Figure contents as structured data
[BEGIN]
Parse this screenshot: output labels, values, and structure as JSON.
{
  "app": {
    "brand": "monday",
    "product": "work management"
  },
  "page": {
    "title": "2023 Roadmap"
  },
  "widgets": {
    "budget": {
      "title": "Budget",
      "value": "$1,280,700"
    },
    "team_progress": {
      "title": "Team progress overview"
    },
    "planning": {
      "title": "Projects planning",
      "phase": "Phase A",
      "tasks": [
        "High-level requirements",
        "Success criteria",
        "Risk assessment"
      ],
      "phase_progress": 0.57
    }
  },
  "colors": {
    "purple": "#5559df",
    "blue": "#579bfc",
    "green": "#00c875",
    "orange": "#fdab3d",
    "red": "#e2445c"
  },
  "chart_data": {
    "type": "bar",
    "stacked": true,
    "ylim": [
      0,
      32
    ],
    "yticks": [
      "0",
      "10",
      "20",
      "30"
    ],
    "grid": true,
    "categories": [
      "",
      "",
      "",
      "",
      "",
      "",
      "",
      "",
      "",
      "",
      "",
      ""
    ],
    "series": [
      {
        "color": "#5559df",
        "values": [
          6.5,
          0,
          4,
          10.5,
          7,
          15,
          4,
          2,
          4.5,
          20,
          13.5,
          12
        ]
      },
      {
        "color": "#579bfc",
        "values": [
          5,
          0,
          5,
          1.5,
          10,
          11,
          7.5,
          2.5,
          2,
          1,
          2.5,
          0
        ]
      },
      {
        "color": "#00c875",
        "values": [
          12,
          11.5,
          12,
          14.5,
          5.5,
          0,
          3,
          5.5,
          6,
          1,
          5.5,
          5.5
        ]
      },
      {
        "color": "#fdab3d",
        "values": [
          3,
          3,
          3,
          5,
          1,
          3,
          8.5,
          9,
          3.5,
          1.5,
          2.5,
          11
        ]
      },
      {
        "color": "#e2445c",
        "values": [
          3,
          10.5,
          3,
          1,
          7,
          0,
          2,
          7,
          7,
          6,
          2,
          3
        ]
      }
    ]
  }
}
[END]
**AIM OF THE EXERCISE:**
Look through the data above. Each line containing the word "title" needs to be copied.

**RESULT OF THIS TASK:**
    "title": "2023 Roadmap"
      "title": "Budget",
      "title": "Team progress overview"
      "title": "Projects planning",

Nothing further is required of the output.